+++ Material supplied
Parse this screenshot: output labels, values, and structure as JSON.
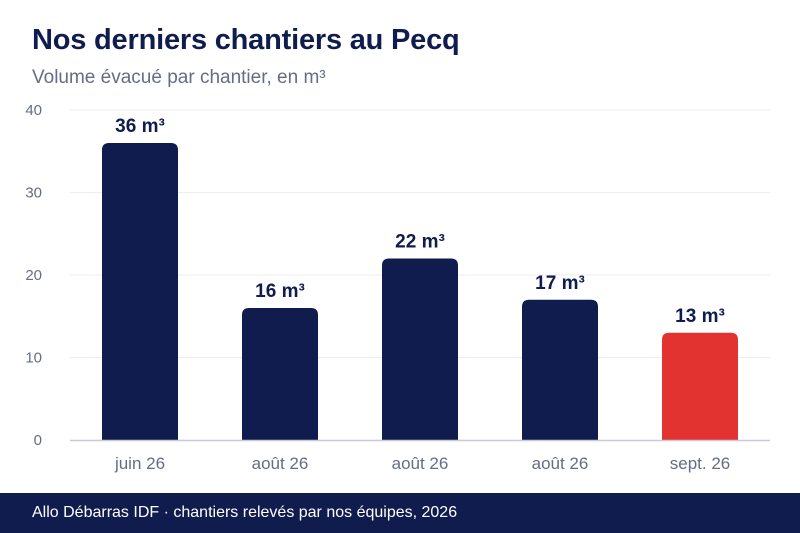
{
  "header": {
    "title": "Nos derniers chantiers au Pecq",
    "subtitle": "Volume évacué par chantier, en m³"
  },
  "footer": {
    "text": "Allo Débarras IDF · chantiers relevés par nos équipes, 2026"
  },
  "chart_data": {
    "type": "bar",
    "title": "Nos derniers chantiers au Pecq",
    "subtitle": "Volume évacué par chantier, en m³",
    "categories": [
      "juin 26",
      "août 26",
      "août 26",
      "août 26",
      "sept. 26"
    ],
    "values": [
      36,
      16,
      22,
      17,
      13
    ],
    "data_labels": [
      "36 m³",
      "16 m³",
      "22 m³",
      "17 m³",
      "13 m³"
    ],
    "ylim": [
      0,
      40
    ],
    "yticks": [
      0,
      10,
      20,
      30,
      40
    ],
    "grid": true,
    "colors": {
      "bar": "#111c4e",
      "highlight": "#e33330",
      "label": "#111c4e",
      "tick": "#666c85",
      "grid": "#ececf2",
      "axis": "#c9cbd8"
    },
    "highlight_index": 4
  }
}
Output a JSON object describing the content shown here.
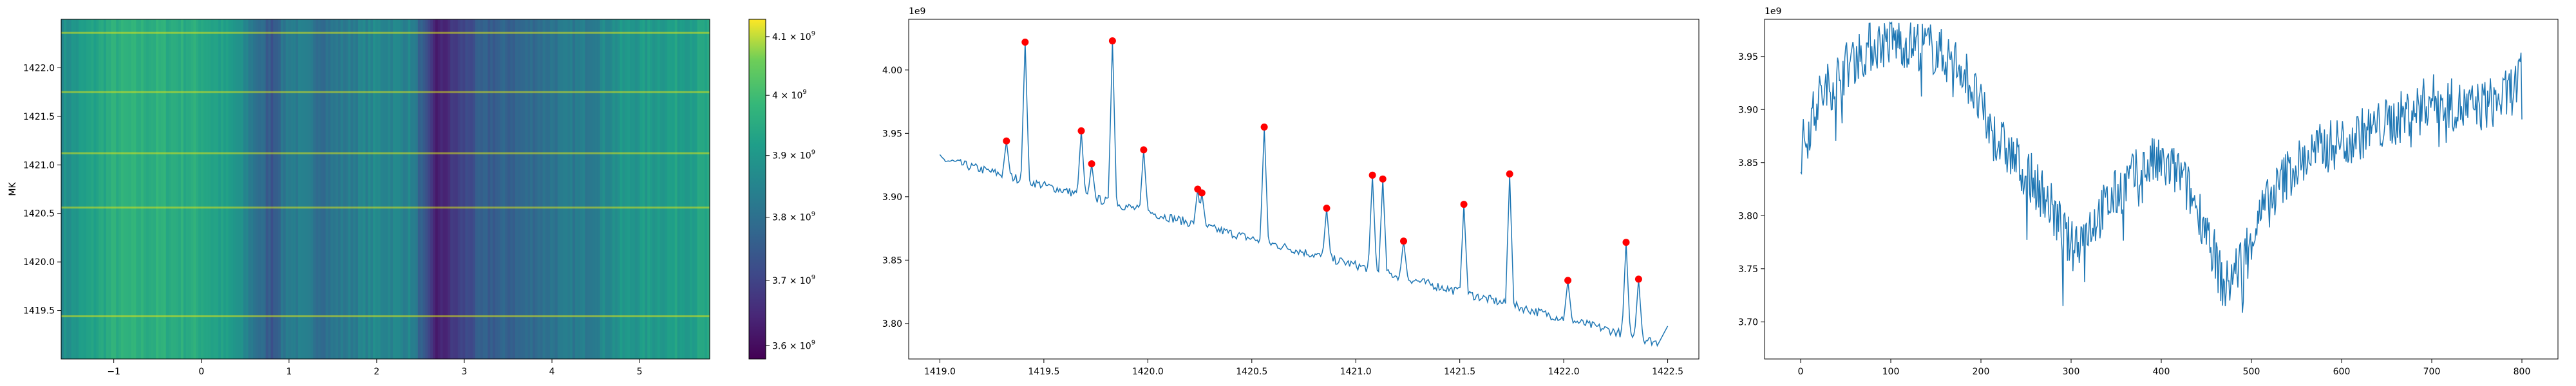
++++++
Reproduce the entries above word for word. Pictures stay out.

Parse this screenshot: output labels, values, and structure as JSON.
{
  "header": {
    "title": "Nos derniers chantiers au Pecq",
    "subtitle": "Volume évacué par chantier, en m³"
  },
  "footer": {
    "text": "Allo Débarras IDF · chantiers relevés par nos équipes, 2026"
  },
  "chart_data": {
    "type": "bar",
    "title": "Nos derniers chantiers au Pecq",
    "subtitle": "Volume évacué par chantier, en m³",
    "categories": [
      "juin 26",
      "août 26",
      "août 26",
      "août 26",
      "sept. 26"
    ],
    "values": [
      36,
      16,
      22,
      17,
      13
    ],
    "data_labels": [
      "36 m³",
      "16 m³",
      "22 m³",
      "17 m³",
      "13 m³"
    ],
    "ylim": [
      0,
      40
    ],
    "yticks": [
      0,
      10,
      20,
      30,
      40
    ],
    "grid": true,
    "colors": {
      "bar": "#111c4e",
      "highlight": "#e33330",
      "label": "#111c4e",
      "tick": "#666c85",
      "grid": "#ececf2",
      "axis": "#c9cbd8"
    },
    "highlight_index": 4
  }
}
Output a JSON object describing the content shown here.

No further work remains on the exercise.